EXCERPTED DATA
★ ★ ★ ★ ★ ★ ★

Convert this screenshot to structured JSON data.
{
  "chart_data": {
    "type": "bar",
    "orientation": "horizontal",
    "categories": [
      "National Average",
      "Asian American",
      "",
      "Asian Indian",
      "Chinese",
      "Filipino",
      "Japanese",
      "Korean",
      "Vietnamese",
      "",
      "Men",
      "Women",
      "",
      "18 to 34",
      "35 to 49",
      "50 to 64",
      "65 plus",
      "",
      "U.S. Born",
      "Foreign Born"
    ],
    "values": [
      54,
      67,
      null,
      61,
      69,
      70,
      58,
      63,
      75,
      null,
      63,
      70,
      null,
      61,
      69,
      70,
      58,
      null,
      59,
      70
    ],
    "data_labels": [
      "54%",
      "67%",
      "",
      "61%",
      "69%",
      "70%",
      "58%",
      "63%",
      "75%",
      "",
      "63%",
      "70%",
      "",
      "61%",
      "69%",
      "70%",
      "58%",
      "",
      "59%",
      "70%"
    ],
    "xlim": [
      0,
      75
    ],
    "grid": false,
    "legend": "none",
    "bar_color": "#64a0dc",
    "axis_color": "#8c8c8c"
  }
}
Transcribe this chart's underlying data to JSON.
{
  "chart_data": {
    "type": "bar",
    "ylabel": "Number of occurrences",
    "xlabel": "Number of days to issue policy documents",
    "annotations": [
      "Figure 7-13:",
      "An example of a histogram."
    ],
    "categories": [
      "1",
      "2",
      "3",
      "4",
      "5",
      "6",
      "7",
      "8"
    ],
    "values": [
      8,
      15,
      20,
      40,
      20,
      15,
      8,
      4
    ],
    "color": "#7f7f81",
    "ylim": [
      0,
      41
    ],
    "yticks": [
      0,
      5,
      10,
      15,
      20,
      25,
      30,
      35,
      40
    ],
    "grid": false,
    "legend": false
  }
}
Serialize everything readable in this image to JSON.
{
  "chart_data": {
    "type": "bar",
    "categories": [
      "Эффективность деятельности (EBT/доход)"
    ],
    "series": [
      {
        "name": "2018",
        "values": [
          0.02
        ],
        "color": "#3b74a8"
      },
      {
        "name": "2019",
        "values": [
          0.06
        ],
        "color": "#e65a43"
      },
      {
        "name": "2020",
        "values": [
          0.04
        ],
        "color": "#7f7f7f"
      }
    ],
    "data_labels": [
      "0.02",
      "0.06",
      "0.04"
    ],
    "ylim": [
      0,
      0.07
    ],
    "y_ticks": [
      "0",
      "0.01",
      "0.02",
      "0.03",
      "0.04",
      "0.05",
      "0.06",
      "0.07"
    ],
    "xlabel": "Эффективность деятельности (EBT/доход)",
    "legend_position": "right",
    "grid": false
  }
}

★ ★ ★ ★ ★ ★ ★

PROBLEM TO WORK ON
Repeat each record in full; every line must match exactly.

ANSWER IN FULL
Convert this screenshot to structured JSON data.
{
  "chart_data": {
    "type": "bar",
    "orientation": "horizontal",
    "categories": [
      "National Average",
      "Asian American",
      "",
      "Asian Indian",
      "Chinese",
      "Filipino",
      "Japanese",
      "Korean",
      "Vietnamese",
      "",
      "Men",
      "Women",
      "",
      "18 to 34",
      "35 to 49",
      "50 to 64",
      "65 plus",
      "",
      "U.S. Born",
      "Foreign Born"
    ],
    "values": [
      54,
      67,
      null,
      61,
      69,
      70,
      58,
      63,
      75,
      null,
      63,
      70,
      null,
      61,
      69,
      70,
      58,
      null,
      59,
      70
    ],
    "data_labels": [
      "54%",
      "67%",
      "",
      "61%",
      "69%",
      "70%",
      "58%",
      "63%",
      "75%",
      "",
      "63%",
      "70%",
      "",
      "61%",
      "69%",
      "70%",
      "58%",
      "",
      "59%",
      "70%"
    ],
    "xlim": [
      0,
      75
    ],
    "grid": false,
    "legend": "none",
    "bar_color": "#64a0dc",
    "axis_color": "#8c8c8c"
  }
}
Transcribe this chart's underlying data to JSON.
{
  "chart_data": {
    "type": "bar",
    "ylabel": "Number of occurrences",
    "xlabel": "Number of days to issue policy documents",
    "annotations": [
      "Figure 7-13:",
      "An example of a histogram."
    ],
    "categories": [
      "1",
      "2",
      "3",
      "4",
      "5",
      "6",
      "7",
      "8"
    ],
    "values": [
      8,
      15,
      20,
      40,
      20,
      15,
      8,
      4
    ],
    "color": "#7f7f81",
    "ylim": [
      0,
      41
    ],
    "yticks": [
      0,
      5,
      10,
      15,
      20,
      25,
      30,
      35,
      40
    ],
    "grid": false,
    "legend": false
  }
}
Serialize everything readable in this image to JSON.
{
  "chart_data": {
    "type": "bar",
    "categories": [
      "Эффективность деятельности (EBT/доход)"
    ],
    "series": [
      {
        "name": "2018",
        "values": [
          0.02
        ],
        "color": "#3b74a8"
      },
      {
        "name": "2019",
        "values": [
          0.06
        ],
        "color": "#e65a43"
      },
      {
        "name": "2020",
        "values": [
          0.04
        ],
        "color": "#7f7f7f"
      }
    ],
    "data_labels": [
      "0.02",
      "0.06",
      "0.04"
    ],
    "ylim": [
      0,
      0.07
    ],
    "y_ticks": [
      "0",
      "0.01",
      "0.02",
      "0.03",
      "0.04",
      "0.05",
      "0.06",
      "0.07"
    ],
    "xlabel": "Эффективность деятельности (EBT/доход)",
    "legend_position": "right",
    "grid": false
  }
}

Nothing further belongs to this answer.